| DIRECTIONS FOR THIS TASK |
The exercise asks you to copy every line below in which "JSON" appears.

| MATERIAL FOR THIS TASK |
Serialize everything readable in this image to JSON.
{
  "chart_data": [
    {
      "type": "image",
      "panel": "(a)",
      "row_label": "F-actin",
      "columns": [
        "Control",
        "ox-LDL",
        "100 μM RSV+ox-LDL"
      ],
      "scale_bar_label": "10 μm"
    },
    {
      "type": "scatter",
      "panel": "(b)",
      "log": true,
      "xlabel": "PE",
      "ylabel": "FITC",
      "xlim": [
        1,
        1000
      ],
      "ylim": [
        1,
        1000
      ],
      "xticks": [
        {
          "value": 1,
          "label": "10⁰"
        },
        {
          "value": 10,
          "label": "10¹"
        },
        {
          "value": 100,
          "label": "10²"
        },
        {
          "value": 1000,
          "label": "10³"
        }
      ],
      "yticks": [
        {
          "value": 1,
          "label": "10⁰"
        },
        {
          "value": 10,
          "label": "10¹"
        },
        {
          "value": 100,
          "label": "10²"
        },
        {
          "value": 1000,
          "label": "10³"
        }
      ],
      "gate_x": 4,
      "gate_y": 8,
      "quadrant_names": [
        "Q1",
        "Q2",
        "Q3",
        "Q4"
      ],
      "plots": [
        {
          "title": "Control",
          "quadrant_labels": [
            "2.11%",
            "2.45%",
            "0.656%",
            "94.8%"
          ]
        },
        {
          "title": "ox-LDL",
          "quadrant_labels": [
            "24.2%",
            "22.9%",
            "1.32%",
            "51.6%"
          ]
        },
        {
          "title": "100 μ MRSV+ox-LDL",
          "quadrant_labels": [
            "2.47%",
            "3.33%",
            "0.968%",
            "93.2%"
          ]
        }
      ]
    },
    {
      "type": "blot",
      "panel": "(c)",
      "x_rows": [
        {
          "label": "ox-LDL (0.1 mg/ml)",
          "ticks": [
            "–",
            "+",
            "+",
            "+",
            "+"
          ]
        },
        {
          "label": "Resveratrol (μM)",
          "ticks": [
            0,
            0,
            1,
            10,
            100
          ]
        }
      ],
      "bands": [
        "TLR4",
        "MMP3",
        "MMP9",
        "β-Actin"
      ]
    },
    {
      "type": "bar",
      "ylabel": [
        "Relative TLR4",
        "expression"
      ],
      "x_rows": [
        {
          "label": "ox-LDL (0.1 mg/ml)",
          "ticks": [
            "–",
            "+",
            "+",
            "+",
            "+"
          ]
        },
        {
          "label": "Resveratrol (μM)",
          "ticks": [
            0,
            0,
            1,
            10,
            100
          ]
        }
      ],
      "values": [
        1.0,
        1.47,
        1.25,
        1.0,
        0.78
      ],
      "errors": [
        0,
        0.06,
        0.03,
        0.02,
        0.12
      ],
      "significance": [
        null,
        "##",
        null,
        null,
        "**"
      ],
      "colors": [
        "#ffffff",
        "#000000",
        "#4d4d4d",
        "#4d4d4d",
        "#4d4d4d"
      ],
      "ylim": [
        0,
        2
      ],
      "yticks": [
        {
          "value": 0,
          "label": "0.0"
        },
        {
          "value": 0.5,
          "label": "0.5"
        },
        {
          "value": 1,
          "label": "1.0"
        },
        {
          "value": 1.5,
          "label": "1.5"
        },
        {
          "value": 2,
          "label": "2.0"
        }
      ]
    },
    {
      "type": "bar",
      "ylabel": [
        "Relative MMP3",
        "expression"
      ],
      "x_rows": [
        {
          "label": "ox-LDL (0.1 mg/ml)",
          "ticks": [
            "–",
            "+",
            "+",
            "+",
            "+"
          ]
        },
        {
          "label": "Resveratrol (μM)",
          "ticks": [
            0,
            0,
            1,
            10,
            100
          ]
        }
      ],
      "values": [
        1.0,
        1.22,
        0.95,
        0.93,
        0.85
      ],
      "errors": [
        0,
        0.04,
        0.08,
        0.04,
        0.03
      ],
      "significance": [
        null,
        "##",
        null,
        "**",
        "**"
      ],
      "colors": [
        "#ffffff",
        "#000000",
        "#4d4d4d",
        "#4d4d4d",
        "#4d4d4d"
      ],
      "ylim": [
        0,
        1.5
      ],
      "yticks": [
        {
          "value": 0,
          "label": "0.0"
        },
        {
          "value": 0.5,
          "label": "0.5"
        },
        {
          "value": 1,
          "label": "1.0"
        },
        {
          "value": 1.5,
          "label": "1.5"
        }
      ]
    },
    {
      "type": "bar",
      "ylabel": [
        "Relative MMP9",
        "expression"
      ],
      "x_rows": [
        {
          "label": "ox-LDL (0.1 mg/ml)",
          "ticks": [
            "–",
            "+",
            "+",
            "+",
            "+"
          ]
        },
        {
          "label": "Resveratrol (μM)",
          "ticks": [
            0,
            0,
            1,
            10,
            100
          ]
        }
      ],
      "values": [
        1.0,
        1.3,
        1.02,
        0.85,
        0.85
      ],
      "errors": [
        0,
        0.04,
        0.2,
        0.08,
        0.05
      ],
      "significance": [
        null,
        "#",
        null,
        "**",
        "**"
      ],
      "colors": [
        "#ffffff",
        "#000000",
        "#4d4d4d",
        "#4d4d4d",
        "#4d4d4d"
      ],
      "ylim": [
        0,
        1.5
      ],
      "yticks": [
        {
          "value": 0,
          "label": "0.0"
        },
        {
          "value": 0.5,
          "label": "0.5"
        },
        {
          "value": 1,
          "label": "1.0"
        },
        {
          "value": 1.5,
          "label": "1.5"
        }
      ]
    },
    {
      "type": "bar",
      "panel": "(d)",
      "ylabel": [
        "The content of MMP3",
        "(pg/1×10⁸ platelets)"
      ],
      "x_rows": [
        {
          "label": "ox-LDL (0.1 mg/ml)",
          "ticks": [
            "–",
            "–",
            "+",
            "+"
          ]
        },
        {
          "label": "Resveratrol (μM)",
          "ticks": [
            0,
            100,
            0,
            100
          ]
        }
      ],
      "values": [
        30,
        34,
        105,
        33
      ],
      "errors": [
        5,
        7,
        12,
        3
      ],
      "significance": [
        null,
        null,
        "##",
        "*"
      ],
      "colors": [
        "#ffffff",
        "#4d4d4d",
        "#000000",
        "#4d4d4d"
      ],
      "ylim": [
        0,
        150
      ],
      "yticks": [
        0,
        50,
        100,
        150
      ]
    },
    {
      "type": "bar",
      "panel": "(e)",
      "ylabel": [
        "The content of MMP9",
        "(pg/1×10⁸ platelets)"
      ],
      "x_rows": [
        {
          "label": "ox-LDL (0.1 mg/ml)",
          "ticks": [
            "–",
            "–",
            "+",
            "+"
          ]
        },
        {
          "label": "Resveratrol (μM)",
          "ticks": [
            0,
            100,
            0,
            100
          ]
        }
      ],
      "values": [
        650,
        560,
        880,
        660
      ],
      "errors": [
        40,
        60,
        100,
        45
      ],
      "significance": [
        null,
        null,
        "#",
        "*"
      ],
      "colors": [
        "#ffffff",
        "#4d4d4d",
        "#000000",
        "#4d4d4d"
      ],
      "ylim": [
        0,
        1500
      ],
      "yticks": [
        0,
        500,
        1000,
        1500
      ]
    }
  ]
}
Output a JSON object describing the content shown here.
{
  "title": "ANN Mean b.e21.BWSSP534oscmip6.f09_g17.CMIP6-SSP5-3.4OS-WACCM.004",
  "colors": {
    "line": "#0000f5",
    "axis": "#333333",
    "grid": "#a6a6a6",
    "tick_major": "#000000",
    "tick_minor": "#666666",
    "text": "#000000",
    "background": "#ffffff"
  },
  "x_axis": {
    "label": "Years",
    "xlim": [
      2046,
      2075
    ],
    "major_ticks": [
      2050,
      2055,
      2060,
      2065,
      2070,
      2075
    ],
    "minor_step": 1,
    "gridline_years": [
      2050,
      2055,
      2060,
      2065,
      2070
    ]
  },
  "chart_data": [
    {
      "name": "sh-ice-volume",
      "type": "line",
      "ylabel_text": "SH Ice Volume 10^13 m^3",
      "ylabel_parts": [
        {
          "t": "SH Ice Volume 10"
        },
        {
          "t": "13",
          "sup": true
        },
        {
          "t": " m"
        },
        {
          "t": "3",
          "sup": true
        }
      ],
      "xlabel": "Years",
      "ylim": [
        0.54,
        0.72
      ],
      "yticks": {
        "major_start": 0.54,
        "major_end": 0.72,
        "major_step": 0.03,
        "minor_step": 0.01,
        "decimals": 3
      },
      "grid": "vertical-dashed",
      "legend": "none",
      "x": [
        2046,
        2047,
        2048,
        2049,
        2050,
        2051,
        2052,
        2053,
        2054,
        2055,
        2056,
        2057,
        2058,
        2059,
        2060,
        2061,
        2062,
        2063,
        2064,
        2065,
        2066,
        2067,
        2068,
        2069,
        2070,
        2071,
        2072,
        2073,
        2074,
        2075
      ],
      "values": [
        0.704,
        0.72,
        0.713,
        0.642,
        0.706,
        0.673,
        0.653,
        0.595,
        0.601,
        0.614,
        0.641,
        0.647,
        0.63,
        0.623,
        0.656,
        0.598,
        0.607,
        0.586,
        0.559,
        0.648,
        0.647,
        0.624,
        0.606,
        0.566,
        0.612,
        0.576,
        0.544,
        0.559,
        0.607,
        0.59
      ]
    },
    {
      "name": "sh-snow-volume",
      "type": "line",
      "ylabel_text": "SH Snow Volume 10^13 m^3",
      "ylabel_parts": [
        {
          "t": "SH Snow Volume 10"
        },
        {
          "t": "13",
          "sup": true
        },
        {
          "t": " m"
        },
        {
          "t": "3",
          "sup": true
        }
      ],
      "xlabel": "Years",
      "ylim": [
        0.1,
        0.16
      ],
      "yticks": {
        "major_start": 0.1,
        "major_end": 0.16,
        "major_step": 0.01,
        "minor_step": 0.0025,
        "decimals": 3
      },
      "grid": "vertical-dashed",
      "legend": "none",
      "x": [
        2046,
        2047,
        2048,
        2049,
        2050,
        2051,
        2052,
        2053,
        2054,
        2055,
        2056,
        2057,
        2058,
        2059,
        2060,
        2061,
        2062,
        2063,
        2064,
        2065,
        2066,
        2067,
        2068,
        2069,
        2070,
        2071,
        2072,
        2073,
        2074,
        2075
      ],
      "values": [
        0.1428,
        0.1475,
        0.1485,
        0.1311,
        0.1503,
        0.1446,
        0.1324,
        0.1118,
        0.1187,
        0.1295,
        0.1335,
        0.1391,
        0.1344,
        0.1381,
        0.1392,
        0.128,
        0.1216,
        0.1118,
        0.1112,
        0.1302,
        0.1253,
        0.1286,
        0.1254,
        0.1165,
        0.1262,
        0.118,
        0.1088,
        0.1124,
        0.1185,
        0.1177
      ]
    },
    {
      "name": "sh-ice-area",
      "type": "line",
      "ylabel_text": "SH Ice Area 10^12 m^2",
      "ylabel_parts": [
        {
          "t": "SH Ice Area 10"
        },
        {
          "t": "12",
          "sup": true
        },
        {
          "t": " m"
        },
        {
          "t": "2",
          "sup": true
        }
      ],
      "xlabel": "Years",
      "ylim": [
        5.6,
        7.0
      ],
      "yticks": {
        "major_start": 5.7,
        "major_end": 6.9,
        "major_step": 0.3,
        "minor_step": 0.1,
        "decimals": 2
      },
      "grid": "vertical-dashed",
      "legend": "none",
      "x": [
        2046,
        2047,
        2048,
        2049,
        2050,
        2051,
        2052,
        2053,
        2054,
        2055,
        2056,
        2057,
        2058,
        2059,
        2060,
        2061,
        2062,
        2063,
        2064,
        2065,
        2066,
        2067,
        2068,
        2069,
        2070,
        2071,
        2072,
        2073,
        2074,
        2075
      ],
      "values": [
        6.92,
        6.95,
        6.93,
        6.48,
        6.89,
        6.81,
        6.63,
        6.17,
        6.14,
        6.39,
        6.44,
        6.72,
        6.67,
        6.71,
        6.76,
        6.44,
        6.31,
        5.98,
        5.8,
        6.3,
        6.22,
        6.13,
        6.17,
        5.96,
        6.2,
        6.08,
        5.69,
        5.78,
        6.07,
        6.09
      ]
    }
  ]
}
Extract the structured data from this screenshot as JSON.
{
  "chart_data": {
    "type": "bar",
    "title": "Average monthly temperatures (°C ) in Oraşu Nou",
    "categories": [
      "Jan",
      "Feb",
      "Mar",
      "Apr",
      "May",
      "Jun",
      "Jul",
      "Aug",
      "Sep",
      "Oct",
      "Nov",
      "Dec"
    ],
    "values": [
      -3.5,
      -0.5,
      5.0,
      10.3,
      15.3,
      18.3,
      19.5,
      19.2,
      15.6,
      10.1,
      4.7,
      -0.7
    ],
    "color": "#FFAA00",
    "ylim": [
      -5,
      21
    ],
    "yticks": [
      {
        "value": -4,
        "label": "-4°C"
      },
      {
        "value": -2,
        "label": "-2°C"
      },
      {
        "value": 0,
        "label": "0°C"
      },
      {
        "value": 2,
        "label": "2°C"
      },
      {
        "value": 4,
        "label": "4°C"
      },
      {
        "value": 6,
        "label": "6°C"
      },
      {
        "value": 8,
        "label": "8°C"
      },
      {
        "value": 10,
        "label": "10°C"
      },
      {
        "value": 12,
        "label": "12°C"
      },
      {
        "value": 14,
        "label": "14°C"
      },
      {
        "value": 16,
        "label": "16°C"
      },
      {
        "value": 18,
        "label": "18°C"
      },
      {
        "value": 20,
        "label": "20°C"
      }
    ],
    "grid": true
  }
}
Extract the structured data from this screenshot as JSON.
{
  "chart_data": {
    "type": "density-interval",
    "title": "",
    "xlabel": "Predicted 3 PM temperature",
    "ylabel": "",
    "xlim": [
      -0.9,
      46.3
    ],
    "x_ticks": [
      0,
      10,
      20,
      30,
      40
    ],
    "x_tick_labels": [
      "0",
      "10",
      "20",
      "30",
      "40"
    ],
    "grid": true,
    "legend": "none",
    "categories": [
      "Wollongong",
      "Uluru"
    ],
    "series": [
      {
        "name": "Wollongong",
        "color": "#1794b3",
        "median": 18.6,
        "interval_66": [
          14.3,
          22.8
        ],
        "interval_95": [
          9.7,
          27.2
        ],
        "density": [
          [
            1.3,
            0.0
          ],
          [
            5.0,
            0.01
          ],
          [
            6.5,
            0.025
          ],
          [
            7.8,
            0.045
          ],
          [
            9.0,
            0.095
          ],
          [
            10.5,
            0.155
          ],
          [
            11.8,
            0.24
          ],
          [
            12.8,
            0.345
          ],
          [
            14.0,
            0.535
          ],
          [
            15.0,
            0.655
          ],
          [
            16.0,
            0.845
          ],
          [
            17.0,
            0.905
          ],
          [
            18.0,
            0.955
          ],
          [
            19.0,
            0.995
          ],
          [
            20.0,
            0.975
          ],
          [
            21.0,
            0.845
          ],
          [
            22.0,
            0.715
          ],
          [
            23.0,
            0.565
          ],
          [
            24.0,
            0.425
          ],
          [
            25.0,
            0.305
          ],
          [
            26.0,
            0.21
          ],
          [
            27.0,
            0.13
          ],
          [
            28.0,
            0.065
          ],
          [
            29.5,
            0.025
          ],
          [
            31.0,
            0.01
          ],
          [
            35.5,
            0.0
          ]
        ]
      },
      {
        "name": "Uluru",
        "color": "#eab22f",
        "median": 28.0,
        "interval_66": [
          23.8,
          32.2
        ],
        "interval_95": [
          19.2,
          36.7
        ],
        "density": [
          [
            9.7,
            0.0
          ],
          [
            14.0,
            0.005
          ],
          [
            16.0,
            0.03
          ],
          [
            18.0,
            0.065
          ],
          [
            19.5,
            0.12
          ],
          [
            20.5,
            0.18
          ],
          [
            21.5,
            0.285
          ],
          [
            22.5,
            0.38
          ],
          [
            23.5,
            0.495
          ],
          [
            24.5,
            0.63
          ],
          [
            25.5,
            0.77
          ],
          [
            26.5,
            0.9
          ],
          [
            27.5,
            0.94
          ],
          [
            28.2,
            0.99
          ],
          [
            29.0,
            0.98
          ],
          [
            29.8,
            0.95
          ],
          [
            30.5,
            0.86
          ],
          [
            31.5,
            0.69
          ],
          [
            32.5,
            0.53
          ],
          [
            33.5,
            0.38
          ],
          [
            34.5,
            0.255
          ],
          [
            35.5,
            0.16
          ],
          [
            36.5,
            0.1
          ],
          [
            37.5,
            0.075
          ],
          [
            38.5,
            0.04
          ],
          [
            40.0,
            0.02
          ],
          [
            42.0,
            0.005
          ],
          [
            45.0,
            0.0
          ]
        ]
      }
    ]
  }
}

| RESPONSE |
Serialize everything readable in this image to JSON.
Output a JSON object describing the content shown here.
Extract the structured data from this screenshot as JSON.
Extract the structured data from this screenshot as JSON.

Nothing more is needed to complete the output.